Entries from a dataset
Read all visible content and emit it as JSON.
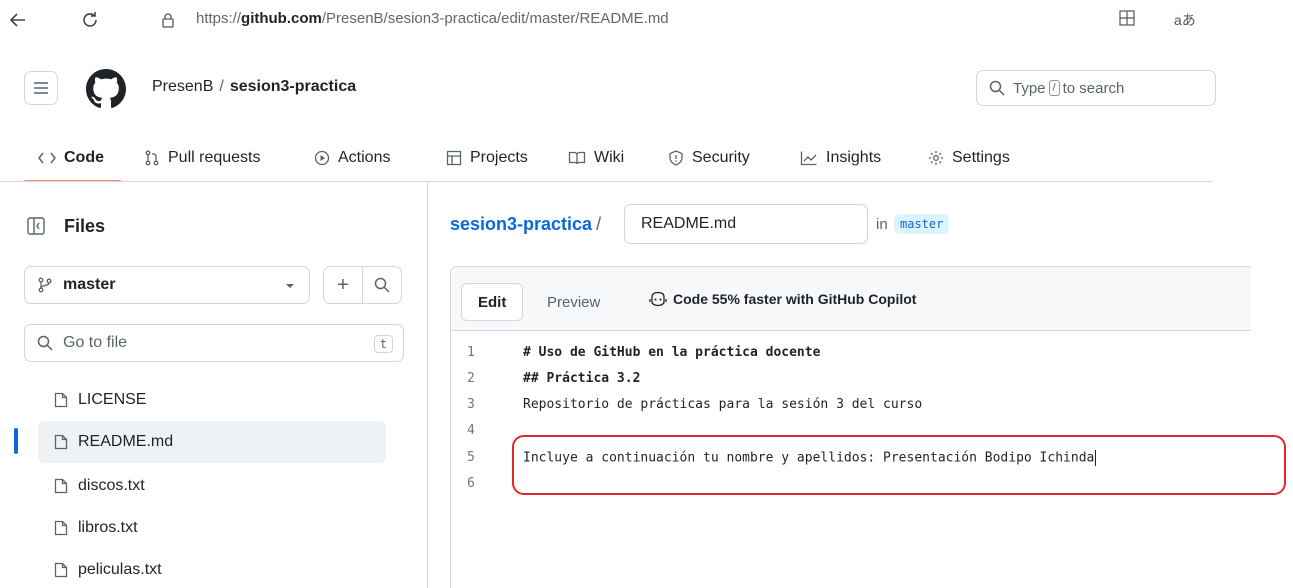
{
  "browser": {
    "url_prefix": "https://",
    "url_host": "github.com",
    "url_path": "/PresenB/sesion3-practica/edit/master/README.md",
    "reader_label": "aあ"
  },
  "header": {
    "owner": "PresenB",
    "separator": "/",
    "repo": "sesion3-practica",
    "search_before": "Type",
    "search_key": "/",
    "search_after": "to search"
  },
  "tabs": [
    {
      "label": "Code",
      "icon": "code-icon"
    },
    {
      "label": "Pull requests",
      "icon": "pull-request-icon"
    },
    {
      "label": "Actions",
      "icon": "play-icon"
    },
    {
      "label": "Projects",
      "icon": "table-icon"
    },
    {
      "label": "Wiki",
      "icon": "book-icon"
    },
    {
      "label": "Security",
      "icon": "shield-icon"
    },
    {
      "label": "Insights",
      "icon": "graph-icon"
    },
    {
      "label": "Settings",
      "icon": "gear-icon"
    }
  ],
  "sidebar": {
    "title": "Files",
    "branch": "master",
    "add_label": "+",
    "goto_placeholder": "Go to file",
    "goto_key": "t",
    "files": [
      {
        "name": "LICENSE",
        "selected": false
      },
      {
        "name": "README.md",
        "selected": true
      },
      {
        "name": "discos.txt",
        "selected": false
      },
      {
        "name": "libros.txt",
        "selected": false
      },
      {
        "name": "peliculas.txt",
        "selected": false
      }
    ]
  },
  "editor": {
    "repo_link": "sesion3-practica",
    "slash": "/",
    "filename": "README.md",
    "in_text": "in",
    "branch": "master",
    "tab_edit": "Edit",
    "tab_preview": "Preview",
    "copilot_text": "Code 55% faster with GitHub Copilot",
    "lines": [
      {
        "n": "1",
        "text": "# Uso de GitHub en la práctica docente",
        "bold": true
      },
      {
        "n": "2",
        "text": "## Práctica 3.2",
        "bold": true
      },
      {
        "n": "3",
        "text": "Repositorio de prácticas para la sesión 3 del curso",
        "bold": false
      },
      {
        "n": "4",
        "text": "",
        "bold": false
      },
      {
        "n": "5",
        "text": "Incluye a continuación tu nombre y apellidos: Presentación Bodipo Ichinda",
        "bold": false
      },
      {
        "n": "6",
        "text": "",
        "bold": false
      }
    ]
  },
  "colors": {
    "accent_link": "#0969da",
    "tab_underline": "#fd8c73",
    "highlight_box": "#e0282e",
    "branch_pill_bg": "#ddf4ff"
  }
}
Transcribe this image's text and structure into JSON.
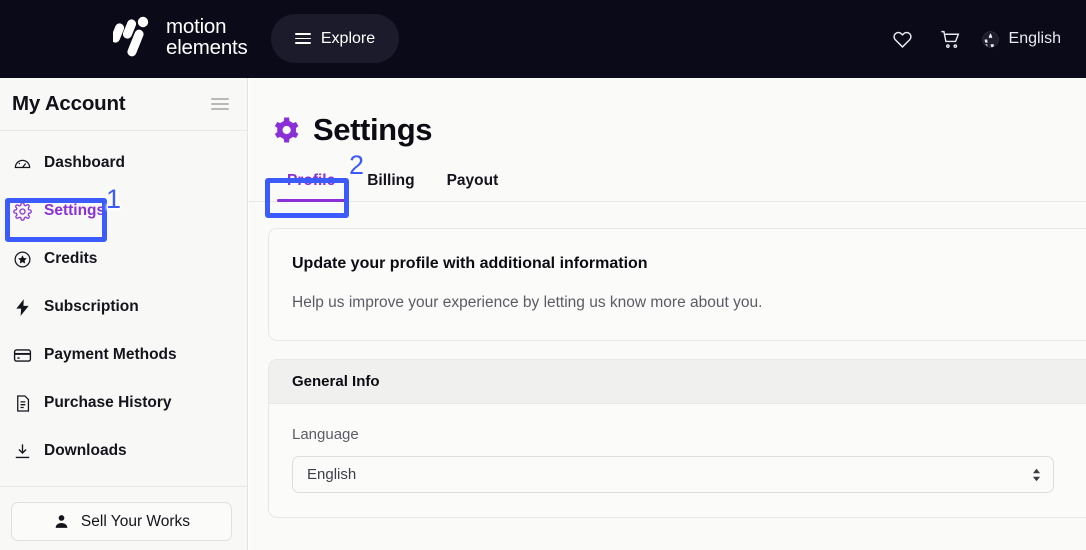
{
  "header": {
    "logo": {
      "line1": "motion",
      "line2": "elements",
      "icon": "motion-elements-logo-icon"
    },
    "explore_label": "Explore",
    "menu_icon": "hamburger-menu-icon",
    "icons": [
      {
        "name": "wishlist-heart-icon",
        "glyph": "heart"
      },
      {
        "name": "shopping-cart-icon",
        "glyph": "cart"
      }
    ],
    "language": {
      "label": "English",
      "icon": "globe-icon"
    }
  },
  "sidebar": {
    "title": "My Account",
    "collapse_icon": "hamburger-menu-icon",
    "items": [
      {
        "label": "Dashboard",
        "icon": "dashboard-gauge-icon",
        "active": false
      },
      {
        "label": "Settings",
        "icon": "gear-icon",
        "active": true
      },
      {
        "label": "Credits",
        "icon": "star-circle-icon",
        "active": false
      },
      {
        "label": "Subscription",
        "icon": "lightning-bolt-icon",
        "active": false
      },
      {
        "label": "Payment Methods",
        "icon": "credit-card-icon",
        "active": false
      },
      {
        "label": "Purchase History",
        "icon": "document-list-icon",
        "active": false
      },
      {
        "label": "Downloads",
        "icon": "download-icon",
        "active": false
      }
    ],
    "sell_button": {
      "label": "Sell Your Works",
      "icon": "user-person-icon"
    }
  },
  "main": {
    "page_title": "Settings",
    "page_title_icon": "gear-icon",
    "tabs": [
      {
        "label": "Profile",
        "active": true
      },
      {
        "label": "Billing",
        "active": false
      },
      {
        "label": "Payout",
        "active": false
      }
    ],
    "info_card": {
      "heading": "Update your profile with additional information",
      "subtext": "Help us improve your experience by letting us know more about you."
    },
    "general_info": {
      "section_title": "General Info",
      "language_field": {
        "label": "Language",
        "value": "English"
      }
    }
  },
  "annotations": [
    {
      "number": "1",
      "target": "sidebar-item-settings"
    },
    {
      "number": "2",
      "target": "tab-profile"
    }
  ],
  "colors": {
    "topbar_bg": "#0a0a18",
    "accent_purple": "#8b2fd6",
    "annotation_blue": "#3b5bfd",
    "sidebar_bg": "#f8f8f7",
    "main_bg": "#fafaf9"
  }
}
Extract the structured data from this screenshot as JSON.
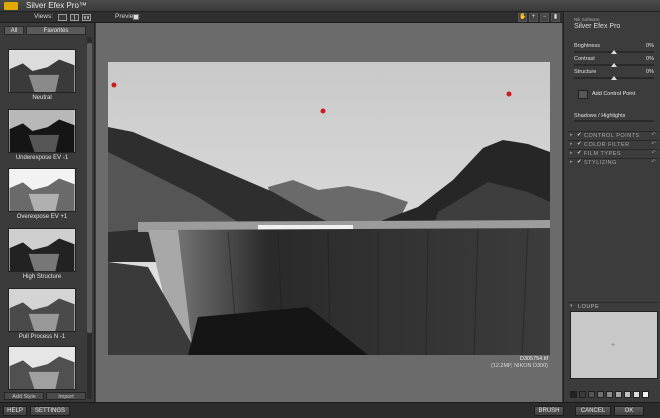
{
  "app": {
    "title": "Silver Efex Pro™"
  },
  "toolbar": {
    "views_label": "Views:",
    "view_icons": [
      "single-view-icon",
      "split-view-icon",
      "side-by-side-view-icon"
    ],
    "preview_label": "Preview:",
    "preview_checked": true,
    "tool_icons": [
      "hand-tool-icon",
      "zoom-tool-icon",
      "zoom-out-icon",
      "background-color-icon"
    ]
  },
  "sidebar": {
    "tabs": [
      "All",
      "Favorites"
    ],
    "presets": [
      {
        "label": "Neutral"
      },
      {
        "label": "Underexpose EV -1"
      },
      {
        "label": "Overexpose EV +1"
      },
      {
        "label": "High Structure"
      },
      {
        "label": "Pull Process N -1"
      },
      {
        "label": ""
      }
    ],
    "add_style": "Add Style",
    "import": "Import"
  },
  "image": {
    "filename": "D305754.tif",
    "meta": "(12.2MP, NIKON D300)",
    "control_points": 3
  },
  "panel": {
    "company": "Nik Software",
    "product": "Silver Efex Pro",
    "adjustments": [
      {
        "label": "Brightness",
        "value": "0%"
      },
      {
        "label": "Contrast",
        "value": "0%"
      },
      {
        "label": "Structure",
        "value": "0%"
      }
    ],
    "add_control_point": "Add Control Point",
    "shadows_highlights": "Shadows / Highlights",
    "sections": [
      "CONTROL POINTS",
      "COLOR FILTER",
      "FILM TYPES",
      "STYLIZING"
    ],
    "loupe": "LOUPE"
  },
  "bottom": {
    "help": "HELP",
    "settings": "SETTINGS",
    "brush": "BRUSH",
    "cancel": "CANCEL",
    "ok": "OK"
  },
  "colors": {
    "accent": "#e0a800",
    "control_point": "#c81e1e"
  }
}
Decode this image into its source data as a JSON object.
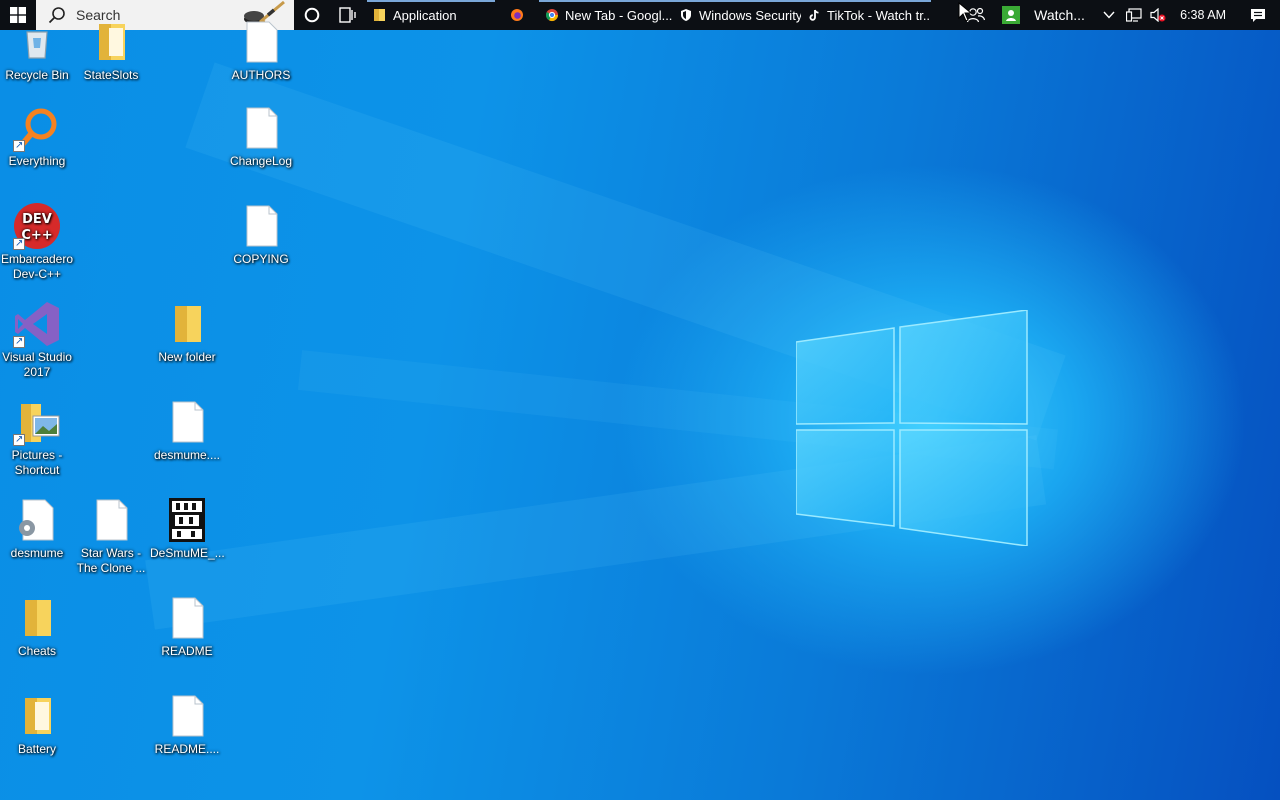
{
  "taskbar": {
    "search_placeholder": "Search",
    "tasks": [
      {
        "label": "Application",
        "icon": "folder-icon"
      },
      {
        "label": "",
        "icon": "firefox-icon"
      },
      {
        "label": "New Tab - Googl...",
        "icon": "chrome-icon"
      },
      {
        "label": "Windows Security",
        "icon": "shield-icon"
      },
      {
        "label": "TikTok - Watch tr...",
        "icon": "tiktok-icon"
      },
      {
        "label": "Watch...",
        "icon": "green-app-icon"
      }
    ],
    "clock": "6:38 AM"
  },
  "desktop": {
    "icons": [
      {
        "label": "Recycle Bin"
      },
      {
        "label": "StateSlots"
      },
      {
        "label": "AUTHORS"
      },
      {
        "label": "Everything"
      },
      {
        "label": "ChangeLog"
      },
      {
        "label": "Embarcadero Dev-C++"
      },
      {
        "label": "COPYING"
      },
      {
        "label": "Visual Studio 2017"
      },
      {
        "label": "New folder"
      },
      {
        "label": "Pictures - Shortcut"
      },
      {
        "label": "desmume...."
      },
      {
        "label": "desmume"
      },
      {
        "label": "Star Wars - The Clone ..."
      },
      {
        "label": "DeSmuME_..."
      },
      {
        "label": "Cheats"
      },
      {
        "label": "README"
      },
      {
        "label": "Battery"
      },
      {
        "label": "README...."
      }
    ]
  },
  "colors": {
    "taskbar_bg": "#0c0f14",
    "desktop_blue": "#0a8ee6",
    "folder_yellow": "#f7d35c"
  }
}
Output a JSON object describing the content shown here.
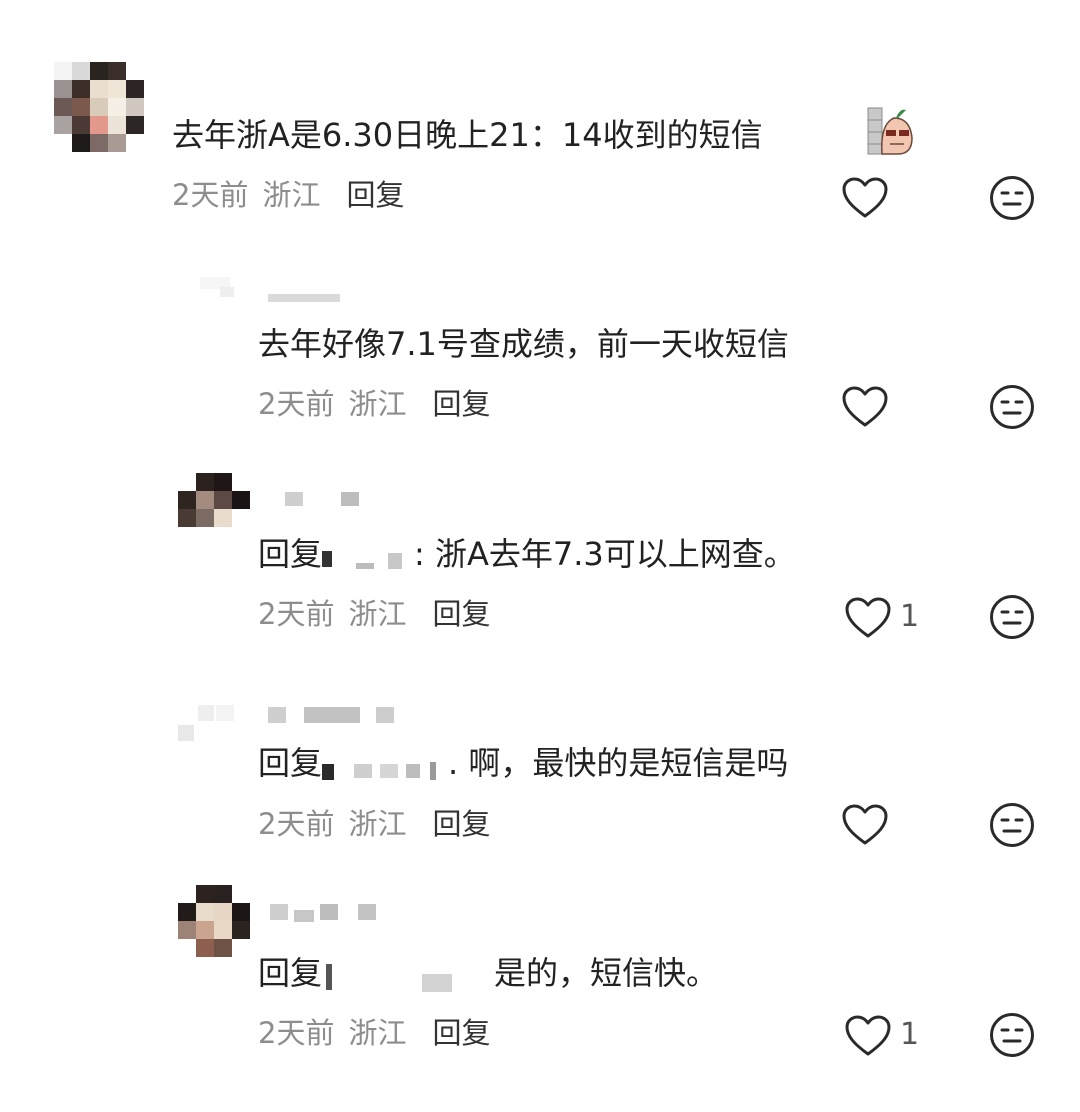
{
  "comments": [
    {
      "id": "c1",
      "text": "去年浙A是6.30日晚上21：14收到的短信",
      "time": "2天前",
      "location": "浙江",
      "reply_label": "回复",
      "likes": "",
      "has_sticker": true
    },
    {
      "id": "c2",
      "text": "去年好像7.1号查成绩，前一天收短信",
      "time": "2天前",
      "location": "浙江",
      "reply_label": "回复",
      "likes": ""
    },
    {
      "id": "c3",
      "reply_prefix": "回复",
      "text": ": 浙A去年7.3可以上网查。",
      "time": "2天前",
      "location": "浙江",
      "reply_label": "回复",
      "likes": "1"
    },
    {
      "id": "c4",
      "reply_prefix": "回复",
      "text": ". 啊，最快的是短信是吗",
      "time": "2天前",
      "location": "浙江",
      "reply_label": "回复",
      "likes": ""
    },
    {
      "id": "c5",
      "reply_prefix": "回复",
      "text": "是的，短信快。",
      "time": "2天前",
      "location": "浙江",
      "reply_label": "回复",
      "likes": "1"
    }
  ],
  "icons": {
    "like": "heart-outline-icon",
    "emoji": "neutral-face-icon",
    "sticker": "cartoon-peach-sticker"
  },
  "colors": {
    "text": "#222222",
    "meta": "#8d8d8d",
    "icon": "#2a2a2a"
  }
}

**WHAT TO WORK ON**: Report all lines of the data above that include the string "practica".

**EXERCISE RESPONSE**:
    "url_path": "/PresenB/sesion3-practica/edit/master/README.md",
    "repo": "sesion3-practica",
    "repo_link": "sesion3-practica",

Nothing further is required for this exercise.